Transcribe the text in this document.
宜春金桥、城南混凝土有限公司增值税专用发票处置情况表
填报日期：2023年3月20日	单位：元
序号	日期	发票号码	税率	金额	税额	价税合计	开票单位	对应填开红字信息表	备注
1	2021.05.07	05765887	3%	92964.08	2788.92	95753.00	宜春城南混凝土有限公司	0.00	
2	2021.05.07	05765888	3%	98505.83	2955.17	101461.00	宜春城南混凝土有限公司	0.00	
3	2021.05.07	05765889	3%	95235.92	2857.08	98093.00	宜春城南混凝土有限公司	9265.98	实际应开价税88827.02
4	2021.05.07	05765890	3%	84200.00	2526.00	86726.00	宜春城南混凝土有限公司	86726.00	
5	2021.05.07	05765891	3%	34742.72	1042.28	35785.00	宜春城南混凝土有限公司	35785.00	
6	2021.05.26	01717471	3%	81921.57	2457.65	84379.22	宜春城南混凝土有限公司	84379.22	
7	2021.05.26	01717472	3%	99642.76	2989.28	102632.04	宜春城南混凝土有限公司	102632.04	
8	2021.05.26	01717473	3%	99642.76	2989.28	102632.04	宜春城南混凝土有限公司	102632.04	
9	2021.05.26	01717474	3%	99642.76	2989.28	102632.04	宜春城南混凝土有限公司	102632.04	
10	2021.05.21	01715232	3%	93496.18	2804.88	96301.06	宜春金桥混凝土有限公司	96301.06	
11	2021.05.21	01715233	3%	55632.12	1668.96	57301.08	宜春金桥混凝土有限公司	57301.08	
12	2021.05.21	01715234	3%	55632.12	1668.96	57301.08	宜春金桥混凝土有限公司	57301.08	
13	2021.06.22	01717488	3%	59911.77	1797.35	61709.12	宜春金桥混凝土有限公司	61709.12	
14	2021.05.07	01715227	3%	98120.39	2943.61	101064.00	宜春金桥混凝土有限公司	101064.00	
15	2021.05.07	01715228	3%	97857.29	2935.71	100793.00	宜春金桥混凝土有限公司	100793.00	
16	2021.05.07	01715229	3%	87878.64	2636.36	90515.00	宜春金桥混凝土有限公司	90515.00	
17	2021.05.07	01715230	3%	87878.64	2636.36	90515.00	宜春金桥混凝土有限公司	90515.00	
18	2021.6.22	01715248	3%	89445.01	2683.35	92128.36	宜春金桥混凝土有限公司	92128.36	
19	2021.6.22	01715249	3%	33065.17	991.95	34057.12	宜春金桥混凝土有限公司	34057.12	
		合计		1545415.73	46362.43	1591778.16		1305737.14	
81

###

> _OBJECTIVE_: Each entry must be reproduced verbatim.

> _ANSWER TO THE PROBLEM_:
Transcribe the text in this document.
宜春金桥、城南混凝土有限公司增值税专用发票处置情况表
填报日期：2023年3月20日	单位：元
序号	日期	发票号码	税率	金额	税额	价税合计	开票单位	对应填开红字信息表	备注
1	2021.05.07	05765887	3%	92964.08	2788.92	95753.00	宜春城南混凝土有限公司	0.00	
2	2021.05.07	05765888	3%	98505.83	2955.17	101461.00	宜春城南混凝土有限公司	0.00	
3	2021.05.07	05765889	3%	95235.92	2857.08	98093.00	宜春城南混凝土有限公司	9265.98	实际应开价税88827.02
4	2021.05.07	05765890	3%	84200.00	2526.00	86726.00	宜春城南混凝土有限公司	86726.00	
5	2021.05.07	05765891	3%	34742.72	1042.28	35785.00	宜春城南混凝土有限公司	35785.00	
6	2021.05.26	01717471	3%	81921.57	2457.65	84379.22	宜春城南混凝土有限公司	84379.22	
7	2021.05.26	01717472	3%	99642.76	2989.28	102632.04	宜春城南混凝土有限公司	102632.04	
8	2021.05.26	01717473	3%	99642.76	2989.28	102632.04	宜春城南混凝土有限公司	102632.04	
9	2021.05.26	01717474	3%	99642.76	2989.28	102632.04	宜春城南混凝土有限公司	102632.04	
10	2021.05.21	01715232	3%	93496.18	2804.88	96301.06	宜春金桥混凝土有限公司	96301.06	
11	2021.05.21	01715233	3%	55632.12	1668.96	57301.08	宜春金桥混凝土有限公司	57301.08	
12	2021.05.21	01715234	3%	55632.12	1668.96	57301.08	宜春金桥混凝土有限公司	57301.08	
13	2021.06.22	01717488	3%	59911.77	1797.35	61709.12	宜春金桥混凝土有限公司	61709.12	
14	2021.05.07	01715227	3%	98120.39	2943.61	101064.00	宜春金桥混凝土有限公司	101064.00	
15	2021.05.07	01715228	3%	97857.29	2935.71	100793.00	宜春金桥混凝土有限公司	100793.00	
16	2021.05.07	01715229	3%	87878.64	2636.36	90515.00	宜春金桥混凝土有限公司	90515.00	
17	2021.05.07	01715230	3%	87878.64	2636.36	90515.00	宜春金桥混凝土有限公司	90515.00	
18	2021.6.22	01715248	3%	89445.01	2683.35	92128.36	宜春金桥混凝土有限公司	92128.36	
19	2021.6.22	01715249	3%	33065.17	991.95	34057.12	宜春金桥混凝土有限公司	34057.12	
		合计		1545415.73	46362.43	1591778.16		1305737.14	
81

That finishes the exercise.